** Start Source records **

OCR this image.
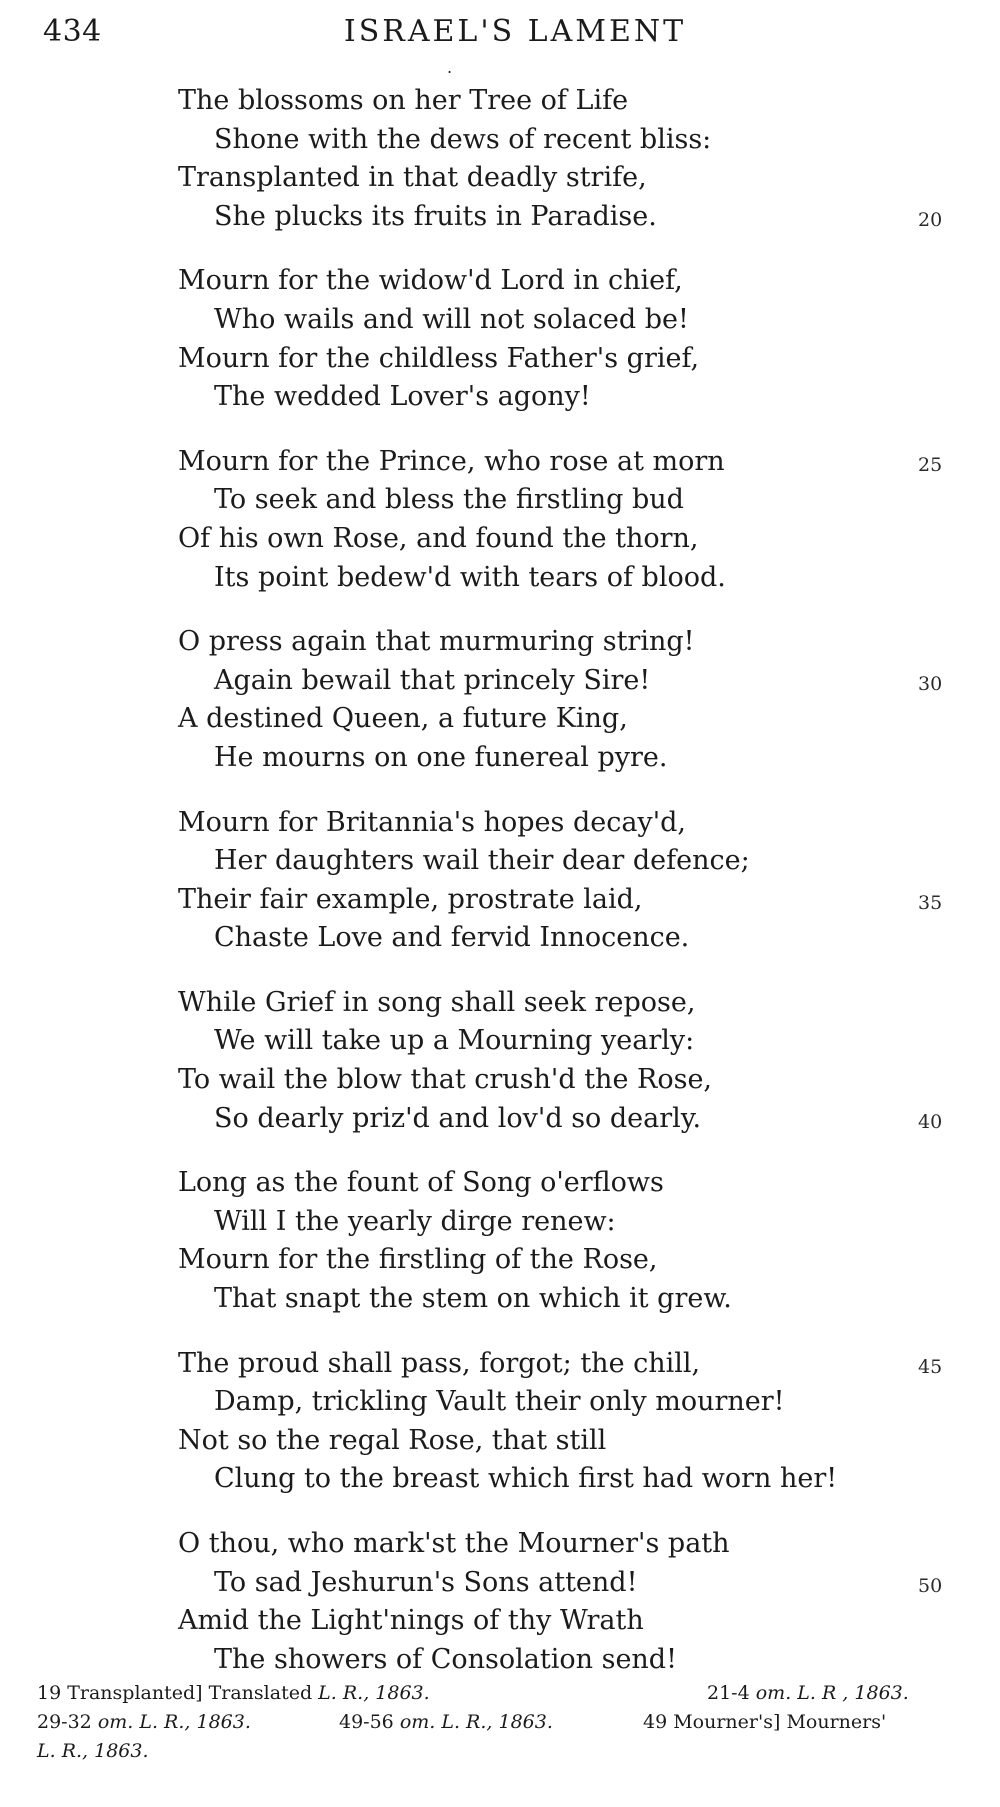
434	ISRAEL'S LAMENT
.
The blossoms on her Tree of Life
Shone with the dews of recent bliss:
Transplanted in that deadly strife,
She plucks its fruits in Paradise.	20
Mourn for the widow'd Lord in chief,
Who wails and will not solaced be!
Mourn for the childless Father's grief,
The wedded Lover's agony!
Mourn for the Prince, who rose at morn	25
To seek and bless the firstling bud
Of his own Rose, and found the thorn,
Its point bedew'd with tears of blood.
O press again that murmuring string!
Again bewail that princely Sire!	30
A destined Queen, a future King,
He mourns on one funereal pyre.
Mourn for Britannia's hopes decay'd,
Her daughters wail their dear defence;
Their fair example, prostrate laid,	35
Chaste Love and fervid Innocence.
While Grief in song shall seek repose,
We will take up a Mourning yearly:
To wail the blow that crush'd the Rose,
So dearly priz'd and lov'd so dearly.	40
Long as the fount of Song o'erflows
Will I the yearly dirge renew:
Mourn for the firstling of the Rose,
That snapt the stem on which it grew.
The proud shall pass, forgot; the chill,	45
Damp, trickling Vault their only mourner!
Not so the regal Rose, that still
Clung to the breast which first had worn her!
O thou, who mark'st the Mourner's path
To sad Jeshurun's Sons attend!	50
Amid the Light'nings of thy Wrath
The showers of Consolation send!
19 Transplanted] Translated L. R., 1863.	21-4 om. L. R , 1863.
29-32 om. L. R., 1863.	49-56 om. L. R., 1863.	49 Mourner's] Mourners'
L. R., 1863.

** End Source records **
** Start Source records **

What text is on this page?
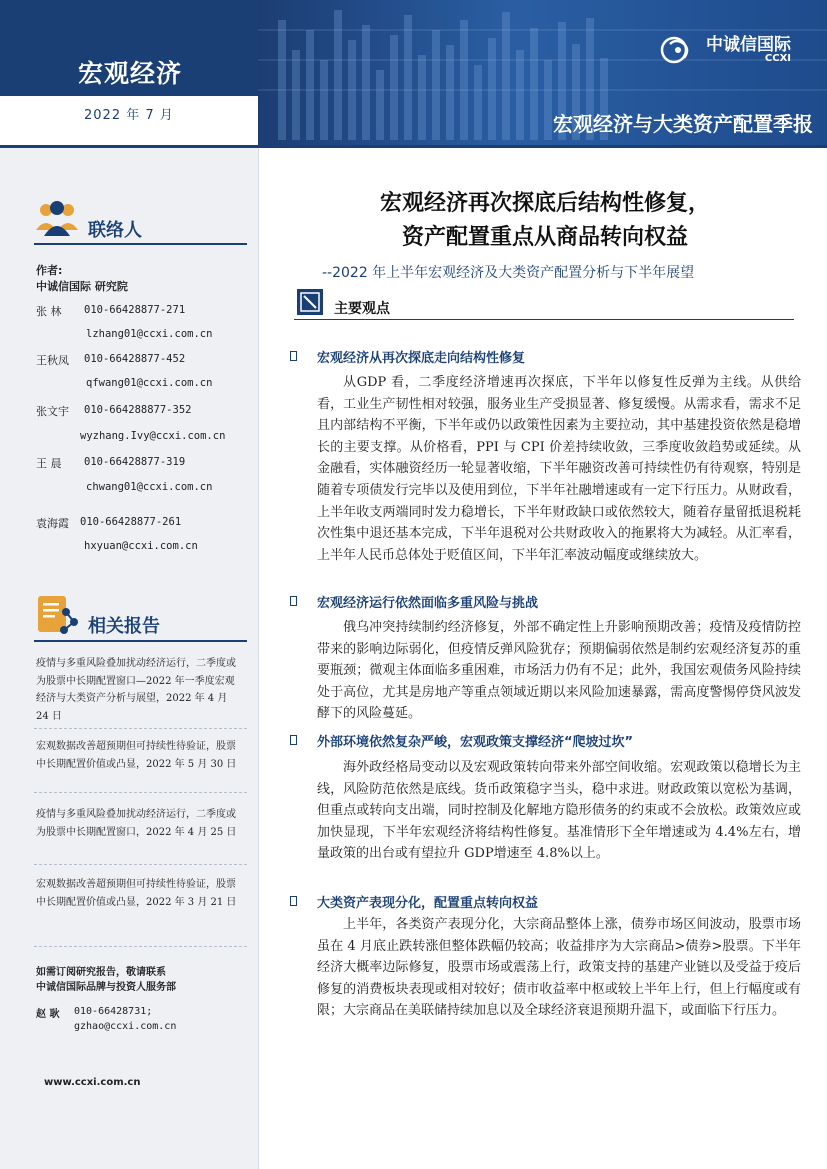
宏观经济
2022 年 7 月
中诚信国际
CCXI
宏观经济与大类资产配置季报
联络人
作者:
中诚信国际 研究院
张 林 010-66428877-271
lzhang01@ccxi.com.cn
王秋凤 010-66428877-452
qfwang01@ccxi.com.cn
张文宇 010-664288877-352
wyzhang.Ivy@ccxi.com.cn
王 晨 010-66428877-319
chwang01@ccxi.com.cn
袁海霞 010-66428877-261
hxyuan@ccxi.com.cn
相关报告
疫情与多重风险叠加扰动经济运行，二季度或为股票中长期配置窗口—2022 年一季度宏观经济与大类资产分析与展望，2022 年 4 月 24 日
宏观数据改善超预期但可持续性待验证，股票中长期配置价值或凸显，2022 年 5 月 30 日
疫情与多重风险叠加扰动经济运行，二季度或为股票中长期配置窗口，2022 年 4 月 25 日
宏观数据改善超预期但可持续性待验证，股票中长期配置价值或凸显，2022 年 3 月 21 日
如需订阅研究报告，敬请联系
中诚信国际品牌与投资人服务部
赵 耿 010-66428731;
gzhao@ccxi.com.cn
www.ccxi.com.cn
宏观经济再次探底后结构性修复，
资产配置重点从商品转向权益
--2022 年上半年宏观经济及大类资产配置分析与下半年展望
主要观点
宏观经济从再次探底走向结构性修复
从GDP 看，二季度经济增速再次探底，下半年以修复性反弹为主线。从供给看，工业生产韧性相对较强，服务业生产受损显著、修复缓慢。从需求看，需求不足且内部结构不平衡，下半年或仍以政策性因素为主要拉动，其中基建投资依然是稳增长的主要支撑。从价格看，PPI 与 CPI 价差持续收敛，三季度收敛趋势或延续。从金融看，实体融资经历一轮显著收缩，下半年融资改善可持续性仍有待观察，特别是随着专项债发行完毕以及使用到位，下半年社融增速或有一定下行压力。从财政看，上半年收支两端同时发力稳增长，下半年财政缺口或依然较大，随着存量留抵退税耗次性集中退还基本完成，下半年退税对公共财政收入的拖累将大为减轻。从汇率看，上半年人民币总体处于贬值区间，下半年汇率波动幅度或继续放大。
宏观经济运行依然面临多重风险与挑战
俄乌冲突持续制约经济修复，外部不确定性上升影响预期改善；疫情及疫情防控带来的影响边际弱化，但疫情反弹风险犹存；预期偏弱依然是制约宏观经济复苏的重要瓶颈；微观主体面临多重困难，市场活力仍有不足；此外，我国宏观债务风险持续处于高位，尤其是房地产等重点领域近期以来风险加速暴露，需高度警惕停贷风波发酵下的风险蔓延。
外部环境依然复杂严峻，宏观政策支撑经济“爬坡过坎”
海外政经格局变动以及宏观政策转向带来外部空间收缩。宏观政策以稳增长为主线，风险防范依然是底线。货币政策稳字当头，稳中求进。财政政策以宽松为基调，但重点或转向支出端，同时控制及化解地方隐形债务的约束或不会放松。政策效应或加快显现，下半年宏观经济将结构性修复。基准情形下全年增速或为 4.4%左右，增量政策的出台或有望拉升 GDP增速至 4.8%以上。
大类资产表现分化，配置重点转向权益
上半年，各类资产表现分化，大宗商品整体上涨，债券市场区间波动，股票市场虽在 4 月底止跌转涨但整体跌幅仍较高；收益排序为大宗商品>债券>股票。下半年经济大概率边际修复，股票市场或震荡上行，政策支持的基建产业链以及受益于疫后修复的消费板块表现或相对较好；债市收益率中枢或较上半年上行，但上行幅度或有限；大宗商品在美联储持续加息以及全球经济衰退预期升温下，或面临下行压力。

** End Source records **

> [Challenge]:
Keep only the lines that hold the string "which", and copy them out.

> [Finished exercise]:
That snapt the stem on which it grew.
Clung to the breast which first had worn her!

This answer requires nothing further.